▶ [Work to do]:
Restate the listing below word for word, omitting any images.

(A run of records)

* * * * * * * * *

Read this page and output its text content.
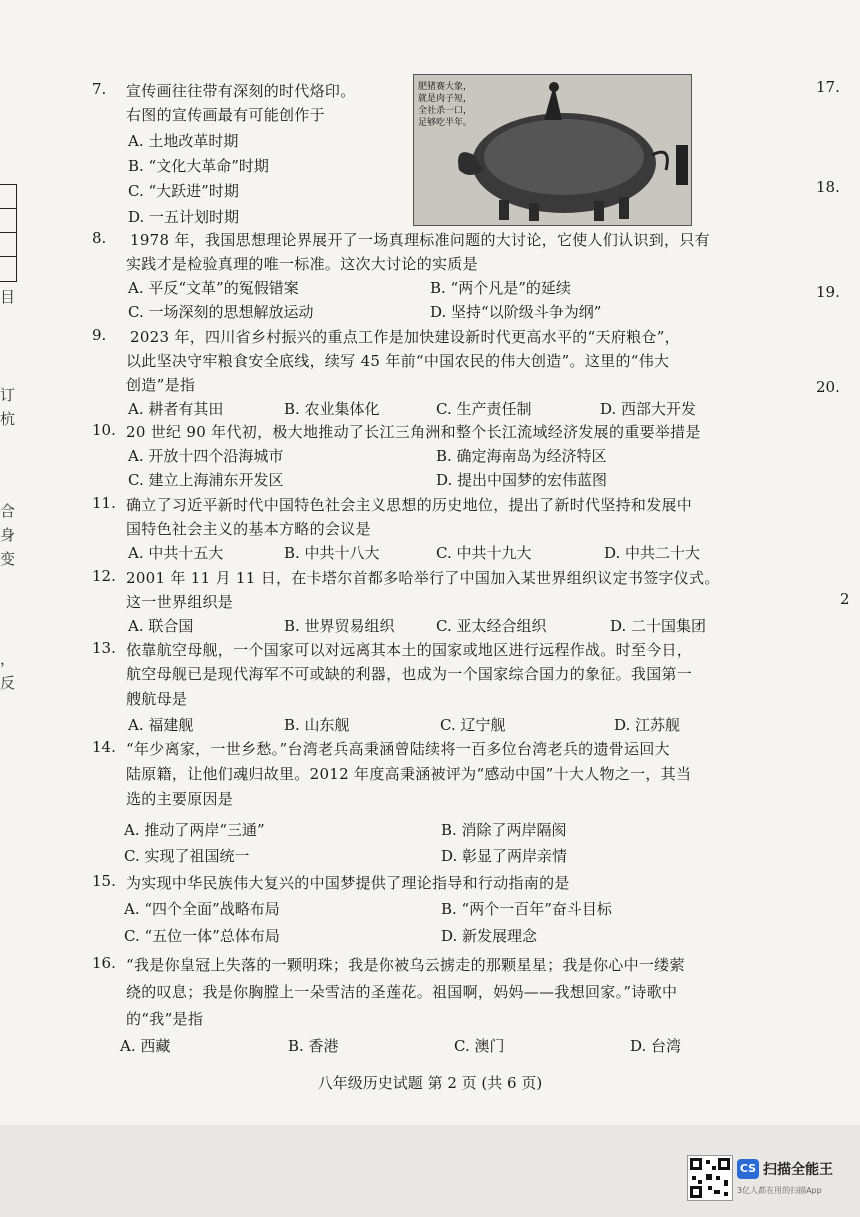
订
杭
合
身
变
，
反
目
17.
18.
19.
20.
2
肥猪赛大象，
就是肉子短，
全社杀一口，
足够吃半年。
7. 宣传画往往带有深刻的时代烙印。
右图的宣传画最有可能创作于
A. 土地改革时期
B. “文化大革命”时期
C. “大跃进”时期
D. 一五计划时期
8. 1978 年，我国思想理论界展开了一场真理标准问题的大讨论，它使人们认识到，只有
实践才是检验真理的唯一标准。这次大讨论的实质是
A. 平反“文革”的冤假错案	B. “两个凡是”的延续
C. 一场深刻的思想解放运动	D. 坚持“以阶级斗争为纲”
9. 2023 年，四川省乡村振兴的重点工作是加快建设新时代更高水平的“天府粮仓”，
以此坚决守牢粮食安全底线，续写 45 年前“中国农民的伟大创造”。这里的“伟大
创造”是指
A. 耕者有其田	B. 农业集体化	C. 生产责任制	D. 西部大开发
10. 20 世纪 90 年代初，极大地推动了长江三角洲和整个长江流域经济发展的重要举措是
A. 开放十四个沿海城市	B. 确定海南岛为经济特区
C. 建立上海浦东开发区	D. 提出中国梦的宏伟蓝图
11. 确立了习近平新时代中国特色社会主义思想的历史地位，提出了新时代坚持和发展中
国特色社会主义的基本方略的会议是
A. 中共十五大	B. 中共十八大	C. 中共十九大	D. 中共二十大
12. 2001 年 11 月 11 日，在卡塔尔首都多哈举行了中国加入某世界组织议定书签字仪式。
这一世界组织是
A. 联合国	B. 世界贸易组织	C. 亚太经合组织	D. 二十国集团
13. 依靠航空母舰，一个国家可以对远离其本土的国家或地区进行远程作战。时至今日，
航空母舰已是现代海军不可或缺的利器，也成为一个国家综合国力的象征。我国第一
艘航母是
A. 福建舰	B. 山东舰	C. 辽宁舰	D. 江苏舰
14. “年少离家，一世乡愁。”台湾老兵高秉涵曾陆续将一百多位台湾老兵的遗骨运回大
陆原籍，让他们魂归故里。2012 年度高秉涵被评为“感动中国”十大人物之一，其当
选的主要原因是
A. 推动了两岸“三通”	B. 消除了两岸隔阂
C. 实现了祖国统一	D. 彰显了两岸亲情
15. 为实现中华民族伟大复兴的中国梦提供了理论指导和行动指南的是
A. “四个全面”战略布局	B. “两个一百年”奋斗目标
C. “五位一体”总体布局	D. 新发展理念
16. “我是你皇冠上失落的一颗明珠；我是你被乌云掳走的那颗星星；我是你心中一缕萦
绕的叹息；我是你胸膛上一朵雪洁的圣莲花。祖国啊，妈妈——我想回家。”诗歌中
的“我”是指
A. 西藏	B. 香港	C. 澳门	D. 台湾
八年级历史试题 第 2 页 (共 6 页)
CS 扫描全能王
3亿人都在用的扫描App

* * * * * * * * *

▶ [Expected answer]:
Read this page and output its text content.
订
杭
合
身
变
，
反
目
17.
18.
19.
20.
2
肥猪赛大象，
就是肉子短，
全社杀一口，
足够吃半年。
7. 宣传画往往带有深刻的时代烙印。
右图的宣传画最有可能创作于
A. 土地改革时期
B. “文化大革命”时期
C. “大跃进”时期
D. 一五计划时期
8. 1978 年，我国思想理论界展开了一场真理标准问题的大讨论，它使人们认识到，只有
实践才是检验真理的唯一标准。这次大讨论的实质是
A. 平反“文革”的冤假错案	B. “两个凡是”的延续
C. 一场深刻的思想解放运动	D. 坚持“以阶级斗争为纲”
9. 2023 年，四川省乡村振兴的重点工作是加快建设新时代更高水平的“天府粮仓”，
以此坚决守牢粮食安全底线，续写 45 年前“中国农民的伟大创造”。这里的“伟大
创造”是指
A. 耕者有其田	B. 农业集体化	C. 生产责任制	D. 西部大开发
10. 20 世纪 90 年代初，极大地推动了长江三角洲和整个长江流域经济发展的重要举措是
A. 开放十四个沿海城市	B. 确定海南岛为经济特区
C. 建立上海浦东开发区	D. 提出中国梦的宏伟蓝图
11. 确立了习近平新时代中国特色社会主义思想的历史地位，提出了新时代坚持和发展中
国特色社会主义的基本方略的会议是
A. 中共十五大	B. 中共十八大	C. 中共十九大	D. 中共二十大
12. 2001 年 11 月 11 日，在卡塔尔首都多哈举行了中国加入某世界组织议定书签字仪式。
这一世界组织是
A. 联合国	B. 世界贸易组织	C. 亚太经合组织	D. 二十国集团
13. 依靠航空母舰，一个国家可以对远离其本土的国家或地区进行远程作战。时至今日，
航空母舰已是现代海军不可或缺的利器，也成为一个国家综合国力的象征。我国第一
艘航母是
A. 福建舰	B. 山东舰	C. 辽宁舰	D. 江苏舰
14. “年少离家，一世乡愁。”台湾老兵高秉涵曾陆续将一百多位台湾老兵的遗骨运回大
陆原籍，让他们魂归故里。2012 年度高秉涵被评为“感动中国”十大人物之一，其当
选的主要原因是
A. 推动了两岸“三通”	B. 消除了两岸隔阂
C. 实现了祖国统一	D. 彰显了两岸亲情
15. 为实现中华民族伟大复兴的中国梦提供了理论指导和行动指南的是
A. “四个全面”战略布局	B. “两个一百年”奋斗目标
C. “五位一体”总体布局	D. 新发展理念
16. “我是你皇冠上失落的一颗明珠；我是你被乌云掳走的那颗星星；我是你心中一缕萦
绕的叹息；我是你胸膛上一朵雪洁的圣莲花。祖国啊，妈妈——我想回家。”诗歌中
的“我”是指
A. 西藏	B. 香港	C. 澳门	D. 台湾
八年级历史试题 第 2 页 (共 6 页)
CS 扫描全能王
3亿人都在用的扫描App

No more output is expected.